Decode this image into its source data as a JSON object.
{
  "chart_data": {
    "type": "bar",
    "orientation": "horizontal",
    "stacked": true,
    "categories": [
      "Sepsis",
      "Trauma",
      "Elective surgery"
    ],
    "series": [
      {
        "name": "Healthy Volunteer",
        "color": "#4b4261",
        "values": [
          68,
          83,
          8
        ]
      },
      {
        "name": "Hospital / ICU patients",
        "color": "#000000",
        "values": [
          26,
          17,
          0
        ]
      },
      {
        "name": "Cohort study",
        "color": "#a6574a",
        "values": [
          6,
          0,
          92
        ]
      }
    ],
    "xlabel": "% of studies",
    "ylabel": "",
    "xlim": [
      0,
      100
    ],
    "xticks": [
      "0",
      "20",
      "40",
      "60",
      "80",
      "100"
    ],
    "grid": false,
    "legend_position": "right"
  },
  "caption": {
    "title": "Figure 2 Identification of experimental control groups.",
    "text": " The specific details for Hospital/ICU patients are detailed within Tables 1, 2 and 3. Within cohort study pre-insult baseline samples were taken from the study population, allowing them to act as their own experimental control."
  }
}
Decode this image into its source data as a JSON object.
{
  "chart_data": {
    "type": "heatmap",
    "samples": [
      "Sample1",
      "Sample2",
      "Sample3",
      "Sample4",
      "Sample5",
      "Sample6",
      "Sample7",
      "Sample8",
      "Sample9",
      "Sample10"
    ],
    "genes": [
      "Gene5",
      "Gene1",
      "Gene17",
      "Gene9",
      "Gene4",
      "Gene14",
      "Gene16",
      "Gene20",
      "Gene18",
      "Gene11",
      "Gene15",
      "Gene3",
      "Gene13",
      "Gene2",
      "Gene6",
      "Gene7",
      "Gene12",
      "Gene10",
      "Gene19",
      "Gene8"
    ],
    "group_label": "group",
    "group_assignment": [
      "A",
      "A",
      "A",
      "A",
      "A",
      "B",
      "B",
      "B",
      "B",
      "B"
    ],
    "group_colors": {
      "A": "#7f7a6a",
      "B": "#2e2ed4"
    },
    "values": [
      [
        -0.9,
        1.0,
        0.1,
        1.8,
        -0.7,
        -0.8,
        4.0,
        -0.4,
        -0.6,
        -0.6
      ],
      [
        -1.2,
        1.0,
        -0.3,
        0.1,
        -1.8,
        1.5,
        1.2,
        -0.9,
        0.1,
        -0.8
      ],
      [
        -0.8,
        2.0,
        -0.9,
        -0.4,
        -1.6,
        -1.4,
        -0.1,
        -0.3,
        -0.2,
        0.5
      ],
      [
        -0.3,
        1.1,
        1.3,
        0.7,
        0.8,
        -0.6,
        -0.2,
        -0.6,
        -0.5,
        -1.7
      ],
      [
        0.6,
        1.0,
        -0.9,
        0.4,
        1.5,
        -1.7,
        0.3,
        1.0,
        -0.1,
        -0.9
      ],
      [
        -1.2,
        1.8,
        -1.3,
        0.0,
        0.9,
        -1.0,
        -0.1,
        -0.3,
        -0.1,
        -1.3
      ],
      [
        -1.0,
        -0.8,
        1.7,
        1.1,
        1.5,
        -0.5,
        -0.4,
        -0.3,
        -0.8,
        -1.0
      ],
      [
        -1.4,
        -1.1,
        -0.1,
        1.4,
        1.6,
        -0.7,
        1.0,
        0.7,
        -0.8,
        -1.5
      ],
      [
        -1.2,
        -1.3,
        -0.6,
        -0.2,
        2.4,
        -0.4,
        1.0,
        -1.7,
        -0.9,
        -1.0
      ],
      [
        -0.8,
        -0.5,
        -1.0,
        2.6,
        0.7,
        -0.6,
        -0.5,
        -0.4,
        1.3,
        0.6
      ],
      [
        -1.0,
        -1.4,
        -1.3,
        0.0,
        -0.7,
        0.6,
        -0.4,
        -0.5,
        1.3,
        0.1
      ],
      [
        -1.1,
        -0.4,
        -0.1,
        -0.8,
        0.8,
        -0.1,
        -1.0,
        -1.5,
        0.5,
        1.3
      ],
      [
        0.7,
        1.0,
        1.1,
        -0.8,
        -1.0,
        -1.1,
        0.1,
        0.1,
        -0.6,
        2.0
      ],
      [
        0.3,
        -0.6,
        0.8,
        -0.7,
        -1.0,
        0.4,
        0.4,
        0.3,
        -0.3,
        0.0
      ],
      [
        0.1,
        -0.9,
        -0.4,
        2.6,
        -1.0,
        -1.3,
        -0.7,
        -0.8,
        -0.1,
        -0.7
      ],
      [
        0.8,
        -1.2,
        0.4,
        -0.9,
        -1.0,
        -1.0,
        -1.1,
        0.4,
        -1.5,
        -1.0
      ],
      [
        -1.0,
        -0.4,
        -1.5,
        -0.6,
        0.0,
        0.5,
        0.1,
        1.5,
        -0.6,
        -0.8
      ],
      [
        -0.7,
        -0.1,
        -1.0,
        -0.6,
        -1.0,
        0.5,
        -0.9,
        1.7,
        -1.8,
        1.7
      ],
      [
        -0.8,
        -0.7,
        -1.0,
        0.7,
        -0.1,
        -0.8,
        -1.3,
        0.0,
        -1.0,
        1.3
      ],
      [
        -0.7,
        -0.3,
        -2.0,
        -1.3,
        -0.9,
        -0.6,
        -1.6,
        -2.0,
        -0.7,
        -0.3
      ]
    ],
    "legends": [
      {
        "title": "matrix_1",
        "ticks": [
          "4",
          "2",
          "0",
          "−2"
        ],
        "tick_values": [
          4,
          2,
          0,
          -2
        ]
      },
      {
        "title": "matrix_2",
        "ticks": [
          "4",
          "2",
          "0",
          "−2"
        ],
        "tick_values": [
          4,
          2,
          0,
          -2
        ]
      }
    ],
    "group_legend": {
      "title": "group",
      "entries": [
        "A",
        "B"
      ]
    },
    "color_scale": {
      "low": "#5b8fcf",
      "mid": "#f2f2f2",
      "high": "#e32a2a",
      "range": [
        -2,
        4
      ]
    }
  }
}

YOUR TASK:
All entries above are to be copied exactly, with none left out.

RESPONSE TO THE TASK:
Decode this image into its source data as a JSON object.
{
  "chart_data": {
    "type": "bar",
    "orientation": "horizontal",
    "stacked": true,
    "categories": [
      "Sepsis",
      "Trauma",
      "Elective surgery"
    ],
    "series": [
      {
        "name": "Healthy Volunteer",
        "color": "#4b4261",
        "values": [
          68,
          83,
          8
        ]
      },
      {
        "name": "Hospital / ICU patients",
        "color": "#000000",
        "values": [
          26,
          17,
          0
        ]
      },
      {
        "name": "Cohort study",
        "color": "#a6574a",
        "values": [
          6,
          0,
          92
        ]
      }
    ],
    "xlabel": "% of studies",
    "ylabel": "",
    "xlim": [
      0,
      100
    ],
    "xticks": [
      "0",
      "20",
      "40",
      "60",
      "80",
      "100"
    ],
    "grid": false,
    "legend_position": "right"
  },
  "caption": {
    "title": "Figure 2 Identification of experimental control groups.",
    "text": " The specific details for Hospital/ICU patients are detailed within Tables 1, 2 and 3. Within cohort study pre-insult baseline samples were taken from the study population, allowing them to act as their own experimental control."
  }
}
Decode this image into its source data as a JSON object.
{
  "chart_data": {
    "type": "heatmap",
    "samples": [
      "Sample1",
      "Sample2",
      "Sample3",
      "Sample4",
      "Sample5",
      "Sample6",
      "Sample7",
      "Sample8",
      "Sample9",
      "Sample10"
    ],
    "genes": [
      "Gene5",
      "Gene1",
      "Gene17",
      "Gene9",
      "Gene4",
      "Gene14",
      "Gene16",
      "Gene20",
      "Gene18",
      "Gene11",
      "Gene15",
      "Gene3",
      "Gene13",
      "Gene2",
      "Gene6",
      "Gene7",
      "Gene12",
      "Gene10",
      "Gene19",
      "Gene8"
    ],
    "group_label": "group",
    "group_assignment": [
      "A",
      "A",
      "A",
      "A",
      "A",
      "B",
      "B",
      "B",
      "B",
      "B"
    ],
    "group_colors": {
      "A": "#7f7a6a",
      "B": "#2e2ed4"
    },
    "values": [
      [
        -0.9,
        1.0,
        0.1,
        1.8,
        -0.7,
        -0.8,
        4.0,
        -0.4,
        -0.6,
        -0.6
      ],
      [
        -1.2,
        1.0,
        -0.3,
        0.1,
        -1.8,
        1.5,
        1.2,
        -0.9,
        0.1,
        -0.8
      ],
      [
        -0.8,
        2.0,
        -0.9,
        -0.4,
        -1.6,
        -1.4,
        -0.1,
        -0.3,
        -0.2,
        0.5
      ],
      [
        -0.3,
        1.1,
        1.3,
        0.7,
        0.8,
        -0.6,
        -0.2,
        -0.6,
        -0.5,
        -1.7
      ],
      [
        0.6,
        1.0,
        -0.9,
        0.4,
        1.5,
        -1.7,
        0.3,
        1.0,
        -0.1,
        -0.9
      ],
      [
        -1.2,
        1.8,
        -1.3,
        0.0,
        0.9,
        -1.0,
        -0.1,
        -0.3,
        -0.1,
        -1.3
      ],
      [
        -1.0,
        -0.8,
        1.7,
        1.1,
        1.5,
        -0.5,
        -0.4,
        -0.3,
        -0.8,
        -1.0
      ],
      [
        -1.4,
        -1.1,
        -0.1,
        1.4,
        1.6,
        -0.7,
        1.0,
        0.7,
        -0.8,
        -1.5
      ],
      [
        -1.2,
        -1.3,
        -0.6,
        -0.2,
        2.4,
        -0.4,
        1.0,
        -1.7,
        -0.9,
        -1.0
      ],
      [
        -0.8,
        -0.5,
        -1.0,
        2.6,
        0.7,
        -0.6,
        -0.5,
        -0.4,
        1.3,
        0.6
      ],
      [
        -1.0,
        -1.4,
        -1.3,
        0.0,
        -0.7,
        0.6,
        -0.4,
        -0.5,
        1.3,
        0.1
      ],
      [
        -1.1,
        -0.4,
        -0.1,
        -0.8,
        0.8,
        -0.1,
        -1.0,
        -1.5,
        0.5,
        1.3
      ],
      [
        0.7,
        1.0,
        1.1,
        -0.8,
        -1.0,
        -1.1,
        0.1,
        0.1,
        -0.6,
        2.0
      ],
      [
        0.3,
        -0.6,
        0.8,
        -0.7,
        -1.0,
        0.4,
        0.4,
        0.3,
        -0.3,
        0.0
      ],
      [
        0.1,
        -0.9,
        -0.4,
        2.6,
        -1.0,
        -1.3,
        -0.7,
        -0.8,
        -0.1,
        -0.7
      ],
      [
        0.8,
        -1.2,
        0.4,
        -0.9,
        -1.0,
        -1.0,
        -1.1,
        0.4,
        -1.5,
        -1.0
      ],
      [
        -1.0,
        -0.4,
        -1.5,
        -0.6,
        0.0,
        0.5,
        0.1,
        1.5,
        -0.6,
        -0.8
      ],
      [
        -0.7,
        -0.1,
        -1.0,
        -0.6,
        -1.0,
        0.5,
        -0.9,
        1.7,
        -1.8,
        1.7
      ],
      [
        -0.8,
        -0.7,
        -1.0,
        0.7,
        -0.1,
        -0.8,
        -1.3,
        0.0,
        -1.0,
        1.3
      ],
      [
        -0.7,
        -0.3,
        -2.0,
        -1.3,
        -0.9,
        -0.6,
        -1.6,
        -2.0,
        -0.7,
        -0.3
      ]
    ],
    "legends": [
      {
        "title": "matrix_1",
        "ticks": [
          "4",
          "2",
          "0",
          "−2"
        ],
        "tick_values": [
          4,
          2,
          0,
          -2
        ]
      },
      {
        "title": "matrix_2",
        "ticks": [
          "4",
          "2",
          "0",
          "−2"
        ],
        "tick_values": [
          4,
          2,
          0,
          -2
        ]
      }
    ],
    "group_legend": {
      "title": "group",
      "entries": [
        "A",
        "B"
      ]
    },
    "color_scale": {
      "low": "#5b8fcf",
      "mid": "#f2f2f2",
      "high": "#e32a2a",
      "range": [
        -2,
        4
      ]
    }
  }
}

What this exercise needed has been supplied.